==== ENTRIES PROVIDED

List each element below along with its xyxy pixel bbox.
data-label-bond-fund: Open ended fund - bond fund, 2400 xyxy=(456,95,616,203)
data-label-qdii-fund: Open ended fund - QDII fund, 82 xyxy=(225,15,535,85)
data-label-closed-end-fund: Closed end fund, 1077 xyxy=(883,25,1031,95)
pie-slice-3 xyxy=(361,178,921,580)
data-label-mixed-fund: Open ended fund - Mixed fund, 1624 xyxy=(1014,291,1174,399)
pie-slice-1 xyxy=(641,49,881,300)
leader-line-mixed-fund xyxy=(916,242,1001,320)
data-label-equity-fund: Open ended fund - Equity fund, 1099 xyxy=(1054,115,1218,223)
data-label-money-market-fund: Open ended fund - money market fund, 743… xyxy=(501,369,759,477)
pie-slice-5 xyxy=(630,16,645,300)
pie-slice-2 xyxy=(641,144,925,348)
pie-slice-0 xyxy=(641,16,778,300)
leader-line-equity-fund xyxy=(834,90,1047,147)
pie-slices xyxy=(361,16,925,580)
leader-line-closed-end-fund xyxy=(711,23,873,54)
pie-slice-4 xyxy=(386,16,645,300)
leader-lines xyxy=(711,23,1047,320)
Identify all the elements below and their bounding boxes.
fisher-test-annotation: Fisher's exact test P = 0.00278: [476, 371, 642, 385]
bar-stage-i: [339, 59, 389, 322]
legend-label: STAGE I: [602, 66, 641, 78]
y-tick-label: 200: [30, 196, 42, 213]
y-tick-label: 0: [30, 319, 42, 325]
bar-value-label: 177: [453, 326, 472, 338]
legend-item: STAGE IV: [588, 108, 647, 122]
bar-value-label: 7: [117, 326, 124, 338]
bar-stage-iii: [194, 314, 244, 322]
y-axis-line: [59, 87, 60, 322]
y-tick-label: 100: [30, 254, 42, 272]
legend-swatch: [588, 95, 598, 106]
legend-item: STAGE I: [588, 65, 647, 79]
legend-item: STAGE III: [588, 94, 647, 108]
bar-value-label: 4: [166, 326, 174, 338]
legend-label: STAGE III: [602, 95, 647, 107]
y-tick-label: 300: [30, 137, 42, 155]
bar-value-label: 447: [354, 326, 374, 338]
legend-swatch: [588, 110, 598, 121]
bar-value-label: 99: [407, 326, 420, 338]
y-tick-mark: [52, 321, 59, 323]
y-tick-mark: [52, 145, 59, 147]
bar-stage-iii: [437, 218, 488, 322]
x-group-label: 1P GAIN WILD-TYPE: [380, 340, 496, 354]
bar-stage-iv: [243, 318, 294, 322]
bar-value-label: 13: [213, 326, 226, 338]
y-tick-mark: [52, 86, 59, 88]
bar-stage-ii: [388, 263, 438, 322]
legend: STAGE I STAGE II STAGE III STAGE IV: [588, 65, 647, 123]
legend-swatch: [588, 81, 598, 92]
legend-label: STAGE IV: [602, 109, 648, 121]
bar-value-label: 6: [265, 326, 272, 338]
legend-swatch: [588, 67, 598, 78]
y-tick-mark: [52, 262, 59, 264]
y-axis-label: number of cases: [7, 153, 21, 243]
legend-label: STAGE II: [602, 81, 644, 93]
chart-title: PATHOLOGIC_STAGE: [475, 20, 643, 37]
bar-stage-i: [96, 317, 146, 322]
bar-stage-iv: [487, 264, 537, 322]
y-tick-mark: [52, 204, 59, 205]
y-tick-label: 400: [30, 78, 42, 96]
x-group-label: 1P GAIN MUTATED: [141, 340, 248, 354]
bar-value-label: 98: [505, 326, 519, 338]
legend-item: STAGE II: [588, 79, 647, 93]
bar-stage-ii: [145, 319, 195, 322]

========

Reproduce all of the records above word for word, keeping every line in its original order.

> THE COMPLETED TASK:
List each element below along with its xyxy pixel bbox.
data-label-bond-fund: Open ended fund - bond fund, 2400 xyxy=(456,95,616,203)
data-label-qdii-fund: Open ended fund - QDII fund, 82 xyxy=(225,15,535,85)
data-label-closed-end-fund: Closed end fund, 1077 xyxy=(883,25,1031,95)
pie-slice-3 xyxy=(361,178,921,580)
data-label-mixed-fund: Open ended fund - Mixed fund, 1624 xyxy=(1014,291,1174,399)
pie-slice-1 xyxy=(641,49,881,300)
leader-line-mixed-fund xyxy=(916,242,1001,320)
data-label-equity-fund: Open ended fund - Equity fund, 1099 xyxy=(1054,115,1218,223)
data-label-money-market-fund: Open ended fund - money market fund, 743… xyxy=(501,369,759,477)
pie-slice-5 xyxy=(630,16,645,300)
pie-slice-2 xyxy=(641,144,925,348)
pie-slice-0 xyxy=(641,16,778,300)
leader-line-equity-fund xyxy=(834,90,1047,147)
pie-slices xyxy=(361,16,925,580)
leader-line-closed-end-fund xyxy=(711,23,873,54)
pie-slice-4 xyxy=(386,16,645,300)
leader-lines xyxy=(711,23,1047,320)
Identify all the elements below and their bounding boxes.
fisher-test-annotation: Fisher's exact test P = 0.00278: [476, 371, 642, 385]
bar-stage-i: [339, 59, 389, 322]
legend-label: STAGE I: [602, 66, 641, 78]
y-tick-label: 200: [30, 196, 42, 213]
y-tick-label: 0: [30, 319, 42, 325]
bar-value-label: 177: [453, 326, 472, 338]
legend-item: STAGE IV: [588, 108, 647, 122]
bar-value-label: 7: [117, 326, 124, 338]
bar-stage-iii: [194, 314, 244, 322]
y-axis-line: [59, 87, 60, 322]
y-tick-label: 100: [30, 254, 42, 272]
legend-swatch: [588, 95, 598, 106]
legend-item: STAGE I: [588, 65, 647, 79]
legend-item: STAGE III: [588, 94, 647, 108]
bar-value-label: 4: [166, 326, 174, 338]
legend-label: STAGE III: [602, 95, 647, 107]
y-tick-label: 300: [30, 137, 42, 155]
bar-value-label: 447: [354, 326, 374, 338]
legend-swatch: [588, 110, 598, 121]
bar-value-label: 99: [407, 326, 420, 338]
y-tick-mark: [52, 321, 59, 323]
y-tick-mark: [52, 145, 59, 147]
bar-stage-iii: [437, 218, 488, 322]
x-group-label: 1P GAIN WILD-TYPE: [380, 340, 496, 354]
bar-stage-iv: [243, 318, 294, 322]
bar-value-label: 13: [213, 326, 226, 338]
y-tick-mark: [52, 86, 59, 88]
bar-stage-ii: [388, 263, 438, 322]
legend: STAGE I STAGE II STAGE III STAGE IV: [588, 65, 647, 123]
legend-swatch: [588, 81, 598, 92]
legend-label: STAGE IV: [602, 109, 648, 121]
bar-value-label: 6: [265, 326, 272, 338]
legend-swatch: [588, 67, 598, 78]
y-tick-mark: [52, 262, 59, 264]
y-axis-label: number of cases: [7, 153, 21, 243]
legend-label: STAGE II: [602, 81, 644, 93]
chart-title: PATHOLOGIC_STAGE: [475, 20, 643, 37]
bar-stage-i: [96, 317, 146, 322]
bar-stage-iv: [487, 264, 537, 322]
y-tick-mark: [52, 204, 59, 205]
y-tick-label: 400: [30, 78, 42, 96]
x-group-label: 1P GAIN MUTATED: [141, 340, 248, 354]
bar-value-label: 98: [505, 326, 519, 338]
legend-item: STAGE II: [588, 79, 647, 93]
bar-stage-ii: [145, 319, 195, 322]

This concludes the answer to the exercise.